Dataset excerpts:
- - -

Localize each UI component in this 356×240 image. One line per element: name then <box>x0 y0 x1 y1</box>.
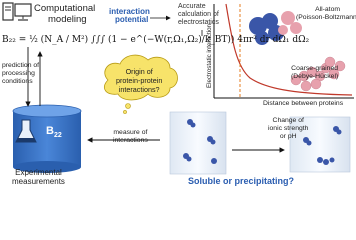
interaction-potential-line2: potential <box>115 15 149 24</box>
vial-left <box>169 111 227 175</box>
cloud-question: Origin of protein-protein interactions? <box>116 67 162 94</box>
potential-plot <box>213 3 354 99</box>
cloud-shape <box>104 54 178 114</box>
cloud-line1: Origin of <box>125 67 153 76</box>
interaction-potential-label: interaction potential <box>109 8 150 24</box>
change-line1: Change of <box>272 117 304 124</box>
prediction-line1: prediction of <box>2 62 40 69</box>
accurate-line3: electrostatics <box>178 19 219 26</box>
flask-icon <box>15 119 37 143</box>
y-axis-label: Electrostatic interaction <box>206 24 213 88</box>
x-axis-label: Distance between proteins <box>263 100 344 107</box>
prediction-line3: conditions <box>2 78 33 85</box>
soluble-question: Soluble or precipitating? <box>188 176 295 186</box>
measure-line2: interactions <box>113 137 148 144</box>
coarse-grained-label: Coarse-grained (Debye-Hückel) <box>291 65 338 81</box>
measure-line1: measure of <box>113 129 148 136</box>
computational-title-line2: modeling <box>48 14 87 25</box>
accurate-line1: Accurate <box>178 3 206 10</box>
protein-cluster-icon <box>183 119 342 165</box>
b22-subscript: 22 <box>53 132 62 140</box>
coarse-line2: (Debye-Hückel) <box>291 73 339 80</box>
measure-interactions-label: measure of interactions <box>113 129 148 145</box>
experimental-line1: Experimental <box>15 168 62 177</box>
change-conditions-label: Change of ionic strength or pH <box>268 117 308 141</box>
experimental-line2: measurements <box>12 177 65 186</box>
interaction-potential-line1: interaction <box>109 7 150 16</box>
b22-symbol: B <box>46 125 54 137</box>
all-atom-line2: (Poisson-Boltzmann) <box>296 14 356 21</box>
b22-label: B22 <box>46 125 62 140</box>
prediction-line2: processing <box>2 70 35 77</box>
cloud-line3: interactions? <box>118 85 160 94</box>
accurate-line2: calculation of <box>178 11 219 18</box>
experimental-label: Experimental measurements <box>12 168 65 186</box>
prediction-label: prediction of processing conditions <box>2 62 39 86</box>
coarse-line1: Coarse-grained <box>291 65 339 72</box>
all-atom-line1: All-atom <box>315 6 341 13</box>
change-line3: or pH <box>279 133 297 140</box>
cloud-line2: protein-protein <box>116 76 163 85</box>
figure-canvas: { "labels": { "computational_line1": "Co… <box>2 2 356 186</box>
diagram-graphics <box>2 2 354 175</box>
accurate-calculation-label: Accurate calculation of electrostatics <box>178 3 219 27</box>
b22-equation: B₂₂ = ½ (N_A / M²) ∫∫∫ (1 − e^(−W(r,Ω₁,Ω… <box>2 35 310 45</box>
change-line2: ionic strength <box>268 125 309 132</box>
all-atom-label: All-atom (Poisson-Boltzmann) <box>296 6 356 22</box>
computer-icon <box>2 2 32 21</box>
computational-title-line1: Computational <box>34 3 96 14</box>
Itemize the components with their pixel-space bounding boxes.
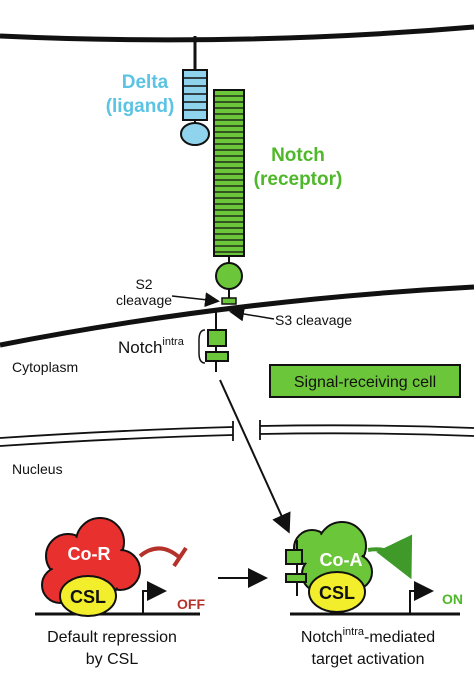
nuclear-envelope bbox=[0, 420, 474, 447]
notch-intracellular-domain bbox=[205, 312, 229, 372]
notch-intra-bound bbox=[285, 540, 307, 596]
translocation-arrow bbox=[219, 379, 291, 534]
off-label: OFF bbox=[177, 596, 205, 612]
signal-receiving-cell-box bbox=[269, 364, 461, 398]
s3-arrow bbox=[229, 306, 275, 322]
caption-left-line1: Default repression bbox=[47, 629, 177, 646]
inhibition-arrow bbox=[138, 546, 182, 560]
off-promoter-arrow bbox=[142, 581, 167, 614]
caption-right-line1: Notchintra-mediated bbox=[301, 626, 435, 646]
notch-receptor bbox=[213, 89, 245, 305]
receptor-label: (receptor) bbox=[254, 169, 343, 190]
sending-cell-membrane bbox=[0, 24, 474, 43]
s2-arrow bbox=[171, 292, 220, 308]
s2-cleavage-label: cleavage bbox=[116, 292, 172, 308]
co-r-label: Co-R bbox=[68, 544, 111, 564]
s3-label: S3 cleavage bbox=[275, 312, 352, 328]
notch-label: Notch bbox=[271, 145, 325, 166]
signal-receiving-cell-label: Signal-receiving cell bbox=[294, 374, 436, 391]
delta-ligand bbox=[180, 36, 210, 146]
s2-label: S2 bbox=[135, 276, 152, 292]
activation-complex bbox=[285, 521, 460, 616]
nucleus-label: Nucleus bbox=[12, 461, 63, 477]
co-a-label: Co-A bbox=[320, 550, 363, 570]
repression-complex bbox=[35, 517, 200, 617]
caption-left-line2: by CSL bbox=[86, 651, 139, 668]
csl-protein-left bbox=[59, 575, 117, 617]
cytoplasm-label: Cytoplasm bbox=[12, 359, 78, 375]
ligand-label: (ligand) bbox=[106, 96, 175, 117]
delta-label: Delta bbox=[122, 72, 169, 93]
notch-intra-bracket bbox=[198, 329, 206, 364]
csl-right-label: CSL bbox=[319, 583, 355, 603]
activation-arrow bbox=[367, 534, 413, 580]
csl-left-label: CSL bbox=[70, 587, 106, 607]
notch-intra-label: Notchintra bbox=[118, 336, 185, 357]
csl-protein-right bbox=[308, 571, 366, 613]
on-label: ON bbox=[442, 591, 463, 607]
on-promoter-arrow bbox=[409, 581, 434, 614]
caption-right-line2: target activation bbox=[312, 651, 425, 668]
receiving-cell-membrane bbox=[0, 284, 474, 348]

- - -

If a record holds a picture, leave the picture out and copy the rest exactly.

Written answer —
Localize each UI component in this 356×240 image. One line per element: name then <box>x0 y0 x1 y1</box>.
interaction-potential-line2: potential <box>115 15 149 24</box>
vial-left <box>169 111 227 175</box>
cloud-question: Origin of protein-protein interactions? <box>116 67 162 94</box>
potential-plot <box>213 3 354 99</box>
cloud-shape <box>104 54 178 114</box>
cloud-line1: Origin of <box>125 67 153 76</box>
interaction-potential-label: interaction potential <box>109 8 150 24</box>
change-line1: Change of <box>272 117 304 124</box>
prediction-line1: prediction of <box>2 62 40 69</box>
accurate-line3: electrostatics <box>178 19 219 26</box>
flask-icon <box>15 119 37 143</box>
y-axis-label: Electrostatic interaction <box>206 24 213 88</box>
x-axis-label: Distance between proteins <box>263 100 344 107</box>
prediction-line3: conditions <box>2 78 33 85</box>
soluble-question: Soluble or precipitating? <box>188 176 295 186</box>
measure-line2: interactions <box>113 137 148 144</box>
coarse-grained-label: Coarse-grained (Debye-Hückel) <box>291 65 338 81</box>
measure-line1: measure of <box>113 129 148 136</box>
computational-title-line2: modeling <box>48 14 87 25</box>
accurate-line1: Accurate <box>178 3 206 10</box>
protein-cluster-icon <box>183 119 342 165</box>
b22-subscript: 22 <box>53 132 62 140</box>
coarse-line2: (Debye-Hückel) <box>291 73 339 80</box>
measure-interactions-label: measure of interactions <box>113 129 148 145</box>
experimental-line1: Experimental <box>15 168 62 177</box>
change-conditions-label: Change of ionic strength or pH <box>268 117 308 141</box>
experimental-line2: measurements <box>12 177 65 186</box>
interaction-potential-line1: interaction <box>109 7 150 16</box>
b22-symbol: B <box>46 125 54 137</box>
all-atom-line2: (Poisson-Boltzmann) <box>296 14 356 21</box>
b22-label: B22 <box>46 125 62 140</box>
prediction-line2: processing <box>2 70 35 77</box>
cloud-line3: interactions? <box>118 85 160 94</box>
accurate-line2: calculation of <box>178 11 219 18</box>
experimental-label: Experimental measurements <box>12 168 65 186</box>
prediction-label: prediction of processing conditions <box>2 62 39 86</box>
coarse-line1: Coarse-grained <box>291 65 339 72</box>
all-atom-line1: All-atom <box>315 6 341 13</box>
change-line3: or pH <box>279 133 297 140</box>
cloud-line2: protein-protein <box>116 76 163 85</box>
figure-canvas: { "labels": { "computational_line1": "Co… <box>2 2 356 186</box>
diagram-graphics <box>2 2 354 175</box>
accurate-calculation-label: Accurate calculation of electrostatics <box>178 3 219 27</box>
b22-equation: B₂₂ = ½ (N_A / M²) ∫∫∫ (1 − e^(−W(r,Ω₁,Ω… <box>2 35 310 45</box>
change-line2: ionic strength <box>268 125 309 132</box>
all-atom-label: All-atom (Poisson-Boltzmann) <box>296 6 356 22</box>
computer-icon <box>2 2 32 21</box>
computational-title-line1: Computational <box>34 3 96 14</box>
Itemize the components with their pixel-space bounding boxes.
nuclear-envelope bbox=[0, 420, 474, 447]
notch-intracellular-domain bbox=[205, 312, 229, 372]
notch-intra-bound bbox=[285, 540, 307, 596]
translocation-arrow bbox=[219, 379, 291, 534]
off-label: OFF bbox=[177, 596, 205, 612]
signal-receiving-cell-box bbox=[269, 364, 461, 398]
s3-arrow bbox=[229, 306, 275, 322]
caption-left-line1: Default repression bbox=[47, 629, 177, 646]
inhibition-arrow bbox=[138, 546, 182, 560]
off-promoter-arrow bbox=[142, 581, 167, 614]
caption-right-line1: Notchintra-mediated bbox=[301, 626, 435, 646]
notch-receptor bbox=[213, 89, 245, 305]
receptor-label: (receptor) bbox=[254, 169, 343, 190]
sending-cell-membrane bbox=[0, 24, 474, 43]
s2-arrow bbox=[171, 292, 220, 308]
s2-cleavage-label: cleavage bbox=[116, 292, 172, 308]
co-r-label: Co-R bbox=[68, 544, 111, 564]
s3-label: S3 cleavage bbox=[275, 312, 352, 328]
notch-label: Notch bbox=[271, 145, 325, 166]
signal-receiving-cell-label: Signal-receiving cell bbox=[294, 374, 436, 391]
delta-ligand bbox=[180, 36, 210, 146]
s2-label: S2 bbox=[135, 276, 152, 292]
activation-complex bbox=[285, 521, 460, 616]
nucleus-label: Nucleus bbox=[12, 461, 63, 477]
co-a-label: Co-A bbox=[320, 550, 363, 570]
repression-complex bbox=[35, 517, 200, 617]
caption-left-line2: by CSL bbox=[86, 651, 139, 668]
csl-protein-left bbox=[59, 575, 117, 617]
cytoplasm-label: Cytoplasm bbox=[12, 359, 78, 375]
ligand-label: (ligand) bbox=[106, 96, 175, 117]
delta-label: Delta bbox=[122, 72, 169, 93]
notch-intra-bracket bbox=[198, 329, 206, 364]
csl-right-label: CSL bbox=[319, 583, 355, 603]
activation-arrow bbox=[367, 534, 413, 580]
csl-left-label: CSL bbox=[70, 587, 106, 607]
notch-intra-label: Notchintra bbox=[118, 336, 185, 357]
csl-protein-right bbox=[308, 571, 366, 613]
on-label: ON bbox=[442, 591, 463, 607]
on-promoter-arrow bbox=[409, 581, 434, 614]
caption-right-line2: target activation bbox=[312, 651, 425, 668]
receiving-cell-membrane bbox=[0, 284, 474, 348]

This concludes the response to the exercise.